» **Task instructions**
Return each line that holds the word "booking".
[START Provided information]
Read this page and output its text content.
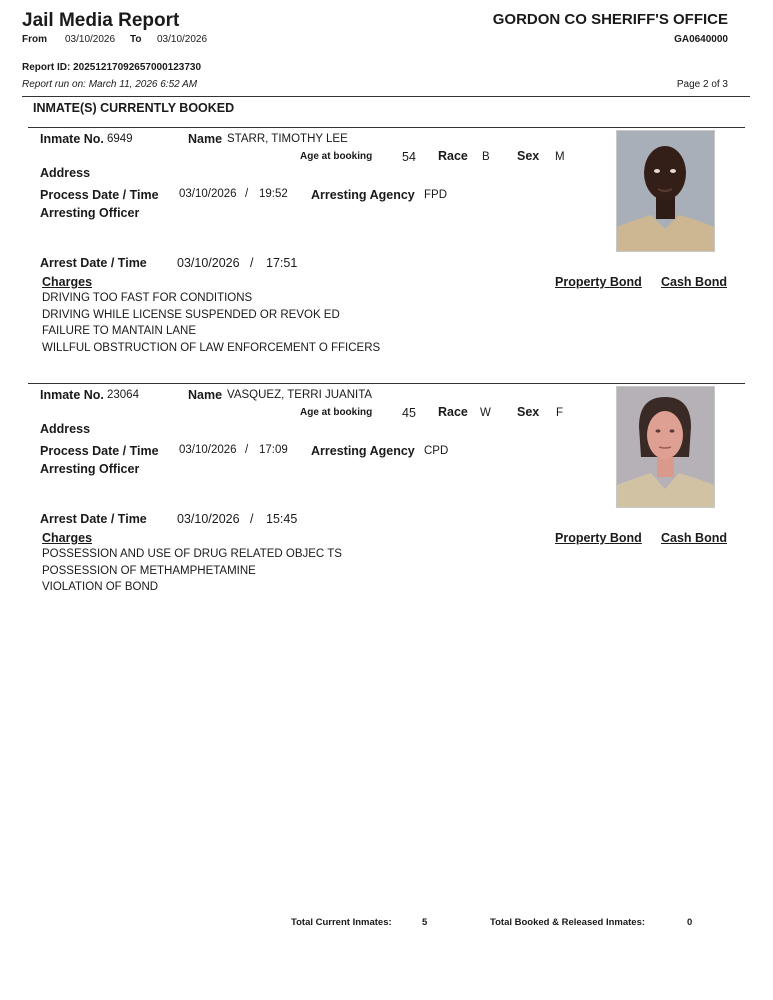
Jail Media Report
From 03/10/2026 To 03/10/2026
GORDON CO SHERIFF'S OFFICE
GA0640000
Report ID: 20251217092657000123730
Report run on: March 11, 2026 6:52 AM	Page 2 of 3
INMATE(S) CURRENTLY BOOKED
Inmate No. 6949	Name STARR, TIMOTHY LEE
Age at booking 54 Race B Sex M
Address
Process Date / Time 03/10/2026 / 19:52 Arresting Agency FPD
Arresting Officer
Arrest Date / Time 03/10/2026 / 17:51
Charges	Property Bond Cash Bond
DRIVING TOO FAST FOR CONDITIONS
DRIVING WHILE LICENSE SUSPENDED OR REVOK ED
FAILURE TO MANTAIN LANE
WILLFUL OBSTRUCTION OF LAW ENFORCEMENT O FFICERS
Inmate No. 23064	Name VASQUEZ, TERRI JUANITA
Age at booking 45 Race W Sex F
Address
Process Date / Time 03/10/2026 / 17:09 Arresting Agency CPD
Arresting Officer
Arrest Date / Time 03/10/2026 / 15:45
Charges	Property Bond Cash Bond
POSSESSION AND USE OF DRUG RELATED OBJEC TS
POSSESSION OF METHAMPHETAMINE
VIOLATION OF BOND
Total Current Inmates:	5	Total Booked & Released Inmates:	0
[END Provided information]
» **Written response**
Age at booking 54 Race B Sex M
Age at booking 45 Race W Sex F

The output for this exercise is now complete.